### Permintaan Tertulis 1
Kutip ulang baris-baris catatan dari awal catatan hingga baris yang memuat "ratio-y-tick-label-right: 0.5 <box>749". Baris terakhir itu juga disertakan, dan tidak ada teks lain yang dikutip.
### Permintaan Tertulis 2
Lanjutkan tulisan tentang jalan Gunung Tangkuban Parahu, mulai setelah kalimat terakhir yang tercantum.

### Bagian Teks
NGULIK BANDUNG: Jalan Gunung Tangkuban Parahu dan Cerita-cerita di Baliknya (1)
Saat ini kita mengenal Tangkuban Parahu sebagai gunung dengan akses jalan sangat mudah hingga ke puncaknya. Beda dengan zaman dulu: berbahaya dan makan korban jiwa.
Merrina Listiandari
Pendiri Komunitas Djiwadjaman, bisa dihubungi via FB: Merrina Kertowidjojo, IG: merrina_kertowidjojo, atau FB page: Djiwadjaman
16 September 2021
BandungBergerak.id - “…. of eensklaps zag 't verwonderd oog een tal van bergen staan / Wie had in eenen enk'len nacht die bergen, daar gewrocht? / Had ook een berggeest, groot van macht, dat oord misschien bezocht? / Ook d' omgekeerde groote prauw rees tot de wolken op, / Toen ging de poetri treurig heen en keerde nimmer weêr, / Men zegt: ze sprong met luid gegil in een der kraters neêr, / En braakt de berg nu vlam en rook, dan klimt met schril geluid; / De poetri, als een vrees'lijk spook, de Kawa Ratoe uit.”

### Data Ditampilkan
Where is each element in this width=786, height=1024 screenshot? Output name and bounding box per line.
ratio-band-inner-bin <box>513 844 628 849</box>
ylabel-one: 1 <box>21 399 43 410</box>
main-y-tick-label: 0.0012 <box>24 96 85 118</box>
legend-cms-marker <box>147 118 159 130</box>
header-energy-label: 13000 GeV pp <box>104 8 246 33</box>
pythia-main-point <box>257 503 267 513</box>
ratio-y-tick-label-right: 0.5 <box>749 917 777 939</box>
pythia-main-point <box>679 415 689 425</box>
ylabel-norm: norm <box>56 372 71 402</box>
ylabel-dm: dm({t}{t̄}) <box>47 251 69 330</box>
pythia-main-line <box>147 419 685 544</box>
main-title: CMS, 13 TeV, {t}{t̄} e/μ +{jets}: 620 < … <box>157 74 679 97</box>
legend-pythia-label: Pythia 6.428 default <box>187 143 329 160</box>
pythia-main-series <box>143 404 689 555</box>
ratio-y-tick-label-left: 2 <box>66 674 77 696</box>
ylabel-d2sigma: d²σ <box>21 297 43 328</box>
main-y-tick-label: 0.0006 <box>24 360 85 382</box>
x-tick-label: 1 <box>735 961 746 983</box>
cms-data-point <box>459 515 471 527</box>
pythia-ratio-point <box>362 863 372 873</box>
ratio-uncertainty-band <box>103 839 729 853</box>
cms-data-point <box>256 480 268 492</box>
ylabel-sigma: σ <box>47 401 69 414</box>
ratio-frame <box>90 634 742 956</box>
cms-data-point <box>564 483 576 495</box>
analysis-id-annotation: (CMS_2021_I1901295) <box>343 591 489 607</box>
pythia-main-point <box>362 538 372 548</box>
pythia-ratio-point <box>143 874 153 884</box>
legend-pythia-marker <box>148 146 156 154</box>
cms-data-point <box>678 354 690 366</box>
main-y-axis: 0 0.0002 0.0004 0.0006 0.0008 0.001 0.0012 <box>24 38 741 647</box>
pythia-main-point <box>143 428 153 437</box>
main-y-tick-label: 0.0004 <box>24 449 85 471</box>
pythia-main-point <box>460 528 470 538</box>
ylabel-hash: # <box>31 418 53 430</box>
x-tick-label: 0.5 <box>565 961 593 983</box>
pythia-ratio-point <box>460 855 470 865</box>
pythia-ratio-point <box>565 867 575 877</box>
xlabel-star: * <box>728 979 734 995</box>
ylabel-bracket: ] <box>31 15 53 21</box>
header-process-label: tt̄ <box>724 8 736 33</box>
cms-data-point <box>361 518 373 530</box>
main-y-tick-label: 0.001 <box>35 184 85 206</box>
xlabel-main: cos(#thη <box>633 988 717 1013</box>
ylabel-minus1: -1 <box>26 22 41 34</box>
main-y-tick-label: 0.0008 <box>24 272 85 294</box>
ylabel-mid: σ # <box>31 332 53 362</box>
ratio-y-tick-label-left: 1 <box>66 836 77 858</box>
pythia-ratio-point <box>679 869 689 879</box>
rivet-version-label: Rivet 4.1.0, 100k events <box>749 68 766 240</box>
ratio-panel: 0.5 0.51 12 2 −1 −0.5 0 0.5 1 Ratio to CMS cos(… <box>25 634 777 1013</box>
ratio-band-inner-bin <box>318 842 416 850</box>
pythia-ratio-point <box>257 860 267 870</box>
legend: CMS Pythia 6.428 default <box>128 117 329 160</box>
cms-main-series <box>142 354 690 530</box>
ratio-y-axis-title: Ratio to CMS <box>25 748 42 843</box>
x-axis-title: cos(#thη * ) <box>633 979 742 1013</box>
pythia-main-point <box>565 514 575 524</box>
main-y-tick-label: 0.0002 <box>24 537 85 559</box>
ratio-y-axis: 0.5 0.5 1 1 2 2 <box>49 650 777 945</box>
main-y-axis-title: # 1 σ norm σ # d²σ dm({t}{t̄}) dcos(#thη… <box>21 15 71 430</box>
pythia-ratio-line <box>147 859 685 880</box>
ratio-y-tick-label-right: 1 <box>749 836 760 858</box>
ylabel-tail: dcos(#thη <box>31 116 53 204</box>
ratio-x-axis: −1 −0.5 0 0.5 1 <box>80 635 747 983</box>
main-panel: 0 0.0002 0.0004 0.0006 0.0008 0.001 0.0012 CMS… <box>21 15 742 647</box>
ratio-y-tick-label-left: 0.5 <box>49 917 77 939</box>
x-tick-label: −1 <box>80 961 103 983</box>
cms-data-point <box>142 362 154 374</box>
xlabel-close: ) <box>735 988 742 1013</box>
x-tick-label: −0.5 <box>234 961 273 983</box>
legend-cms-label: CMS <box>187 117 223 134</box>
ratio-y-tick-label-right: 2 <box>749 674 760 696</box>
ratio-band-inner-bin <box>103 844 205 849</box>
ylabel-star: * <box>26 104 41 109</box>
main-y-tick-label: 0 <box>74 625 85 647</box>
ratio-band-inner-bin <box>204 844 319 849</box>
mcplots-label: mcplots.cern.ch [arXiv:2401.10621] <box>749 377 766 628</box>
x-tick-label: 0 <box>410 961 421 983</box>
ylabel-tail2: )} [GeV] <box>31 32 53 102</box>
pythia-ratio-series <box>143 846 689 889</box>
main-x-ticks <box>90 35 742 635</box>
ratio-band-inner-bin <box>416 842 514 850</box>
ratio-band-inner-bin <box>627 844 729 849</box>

### Hasil Latihan 1
Where is each element in this width=786, height=1024 screenshot? Output name and bounding box per line.
ratio-band-inner-bin <box>513 844 628 849</box>
ylabel-one: 1 <box>21 399 43 410</box>
main-y-tick-label: 0.0012 <box>24 96 85 118</box>
legend-cms-marker <box>147 118 159 130</box>
header-energy-label: 13000 GeV pp <box>104 8 246 33</box>
pythia-main-point <box>257 503 267 513</box>
ratio-y-tick-label-right: 0.5 <box>749 917 777 939</box>

### Hasil Latihan 2
“…. dan deretan pegunungan tumbuh begitu saja dalam semalam. Siapakah yang melakukannya? Apakah roh gunung, yang memiliki kekuatan besar, mungkin juga mengunjungi tempat itu? perahu yang dibalikan menjadi puncak gunung dan puisi pun berubah menjadi sedih. Sang putri (Dayang Sumbi) melompat ke dasar sebuah kawah dengan teriakan yang nyaring. Kini gunung itu memuntahkan api dan asap, suaranya nyaring dan menggelegar. Sang putri seperti hantu yang mengerikan keluar dari Kawah Ratu (Sejak saat itu kawahnya mengepulkan asap yang tebal).”
Cuplikan puisi berjudul Sang-Koeriang di atas merupakan karya penyair Roorda van Eysinga, terbit tahun 1885 dalam sebuah buku tahunan Hindia Belanda, Wanasari dan Bianglala. Puisi yang merupakan adaptasi dari legenda Gunung Tangkuban Parahu ini, atau juga sering dituliskan Gunung Tangkuban Perahu, sempat dimuat ulang dalam surat kabar De Preanger Bode edisi 17 April 1910 saat gunung tersebut mengalami erupsi di tahun yang sama. Letusan yang membuka kenangan masyarakat akan gunung tersebut dan dibahas berulang-ulang di beberapa surat kabar yang terbit saat itu.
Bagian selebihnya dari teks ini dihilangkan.